━━━ ENTRIES

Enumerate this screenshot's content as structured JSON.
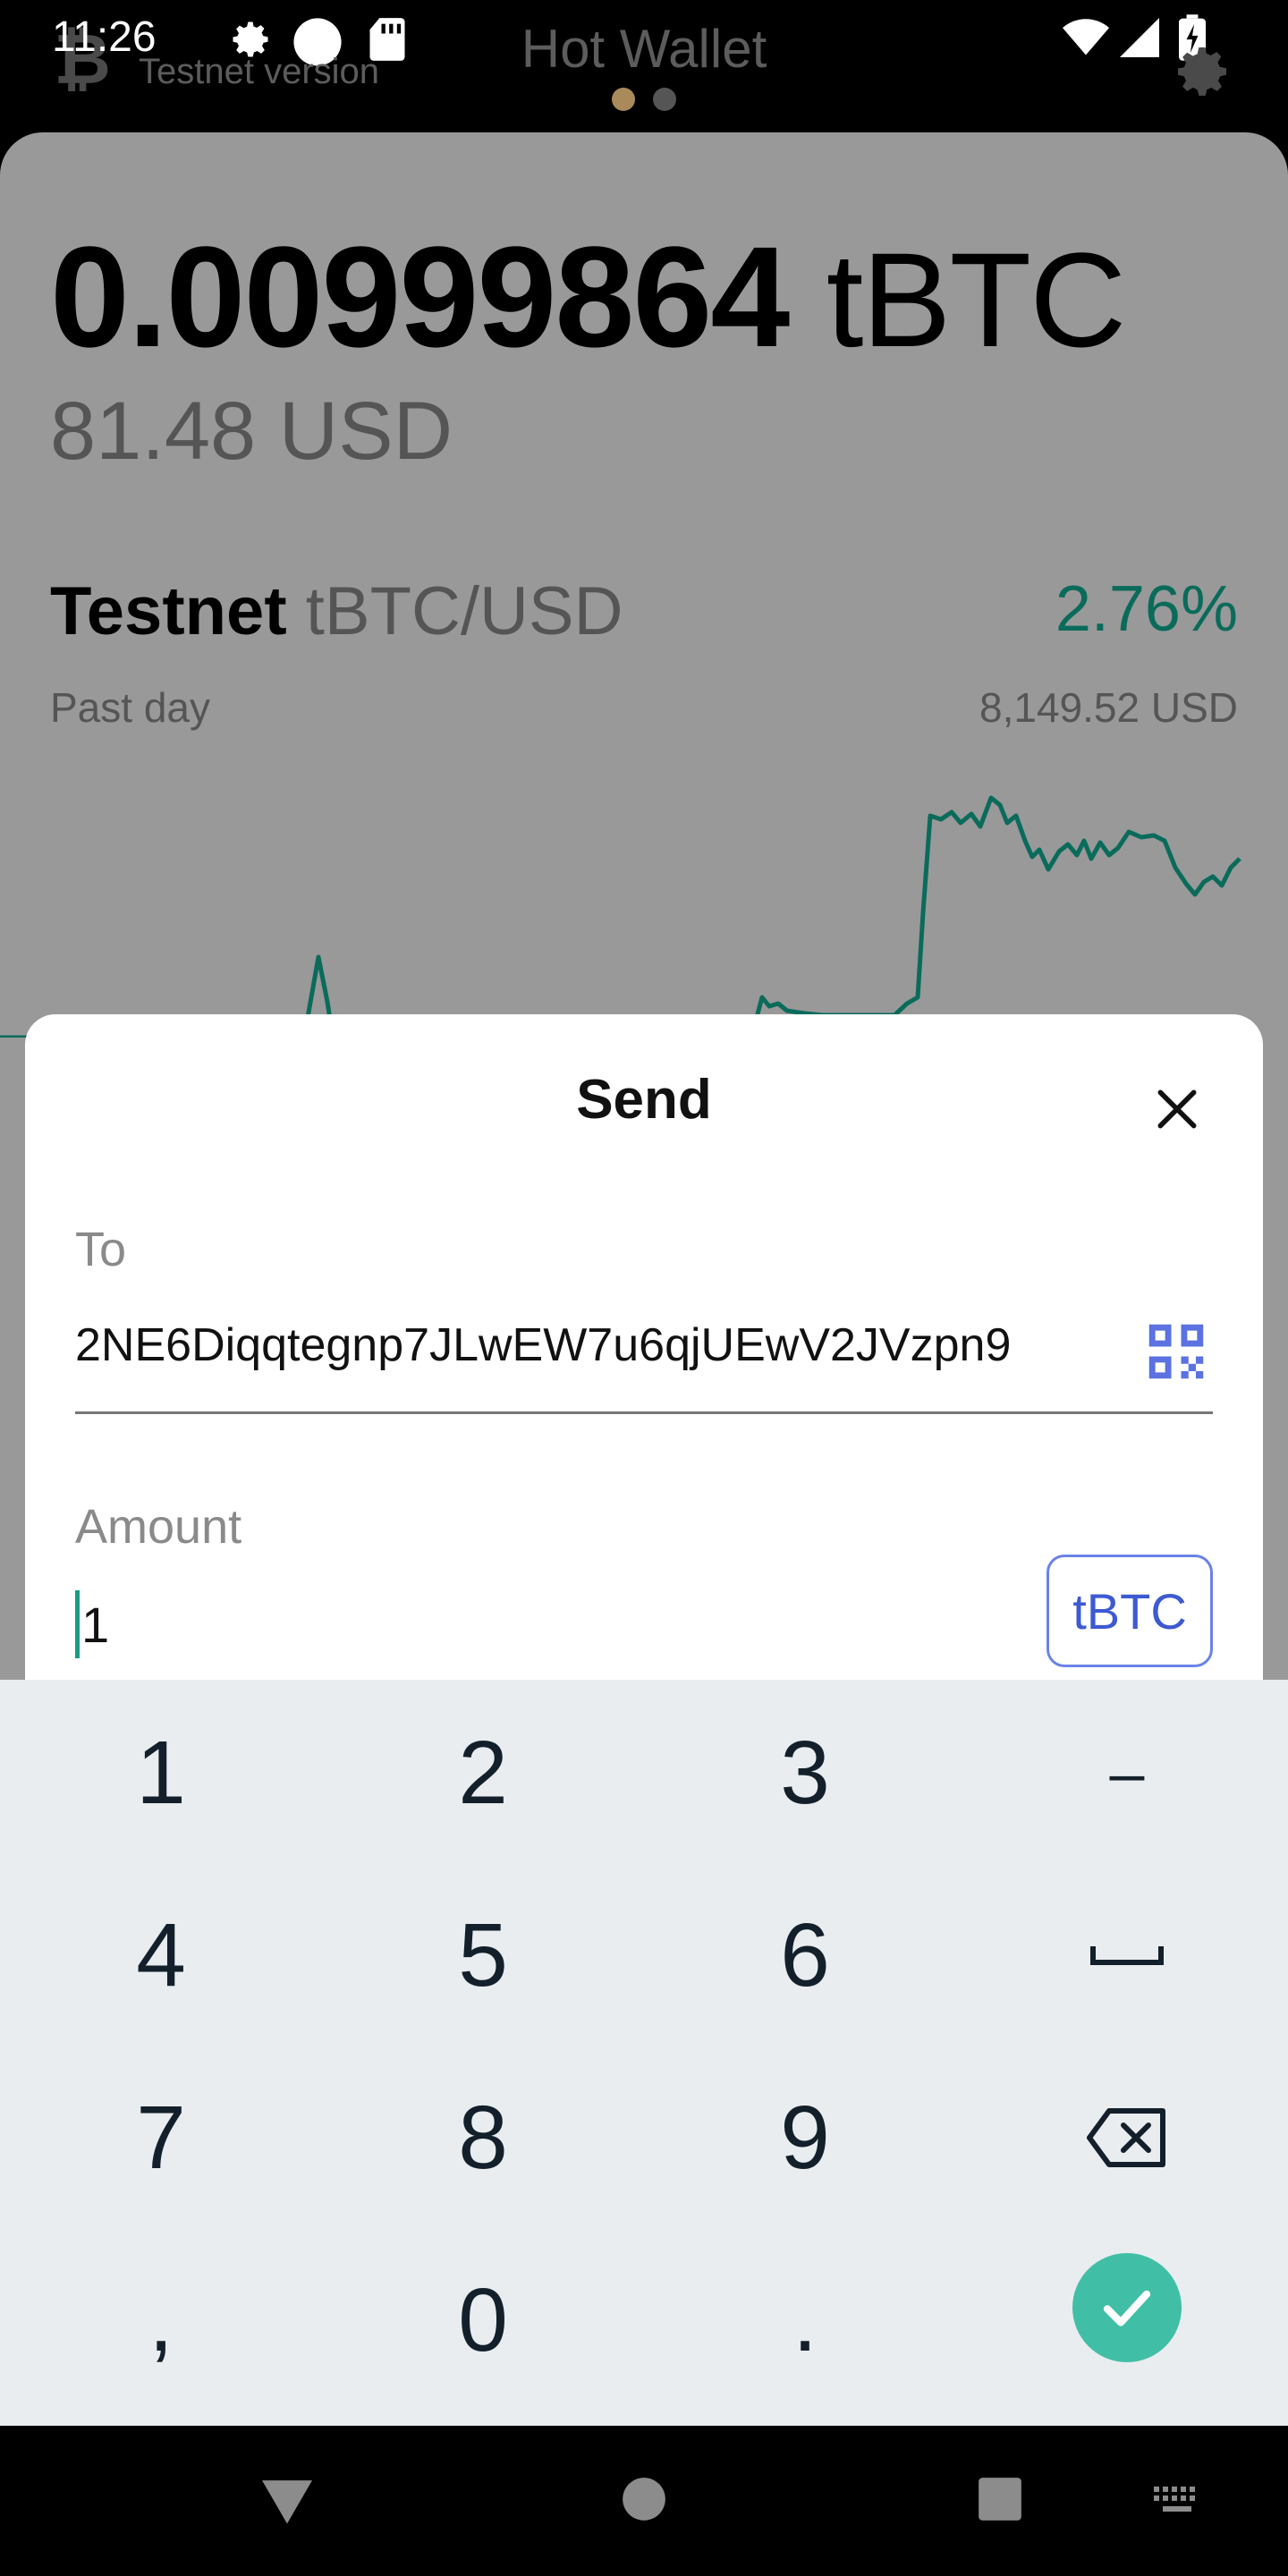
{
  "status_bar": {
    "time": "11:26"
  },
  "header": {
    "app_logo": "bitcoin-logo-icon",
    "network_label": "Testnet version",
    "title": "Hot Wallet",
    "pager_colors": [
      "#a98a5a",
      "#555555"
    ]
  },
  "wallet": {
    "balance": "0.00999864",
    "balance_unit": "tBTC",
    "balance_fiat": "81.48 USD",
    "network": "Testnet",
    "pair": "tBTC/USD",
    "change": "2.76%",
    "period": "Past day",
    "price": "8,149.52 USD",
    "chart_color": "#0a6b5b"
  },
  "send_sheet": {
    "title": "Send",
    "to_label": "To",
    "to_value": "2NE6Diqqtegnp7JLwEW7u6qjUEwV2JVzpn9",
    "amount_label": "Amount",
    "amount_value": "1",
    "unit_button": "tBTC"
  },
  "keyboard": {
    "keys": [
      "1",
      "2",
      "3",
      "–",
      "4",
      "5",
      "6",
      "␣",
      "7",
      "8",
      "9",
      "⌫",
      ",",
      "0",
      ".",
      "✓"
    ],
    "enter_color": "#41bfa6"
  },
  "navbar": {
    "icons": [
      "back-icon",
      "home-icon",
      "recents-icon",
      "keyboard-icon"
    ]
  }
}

━━━━━━

Set down the material above as is, without any pictures.

:: IN RESPONSE ::
Enumerate this screenshot's content as structured JSON.
{
  "status_bar": {
    "time": "11:26"
  },
  "header": {
    "app_logo": "bitcoin-logo-icon",
    "network_label": "Testnet version",
    "title": "Hot Wallet",
    "pager_colors": [
      "#a98a5a",
      "#555555"
    ]
  },
  "wallet": {
    "balance": "0.00999864",
    "balance_unit": "tBTC",
    "balance_fiat": "81.48 USD",
    "network": "Testnet",
    "pair": "tBTC/USD",
    "change": "2.76%",
    "period": "Past day",
    "price": "8,149.52 USD",
    "chart_color": "#0a6b5b"
  },
  "send_sheet": {
    "title": "Send",
    "to_label": "To",
    "to_value": "2NE6Diqqtegnp7JLwEW7u6qjUEwV2JVzpn9",
    "amount_label": "Amount",
    "amount_value": "1",
    "unit_button": "tBTC"
  },
  "keyboard": {
    "keys": [
      "1",
      "2",
      "3",
      "–",
      "4",
      "5",
      "6",
      "␣",
      "7",
      "8",
      "9",
      "⌫",
      ",",
      "0",
      ".",
      "✓"
    ],
    "enter_color": "#41bfa6"
  },
  "navbar": {
    "icons": [
      "back-icon",
      "home-icon",
      "recents-icon",
      "keyboard-icon"
    ]
  }
}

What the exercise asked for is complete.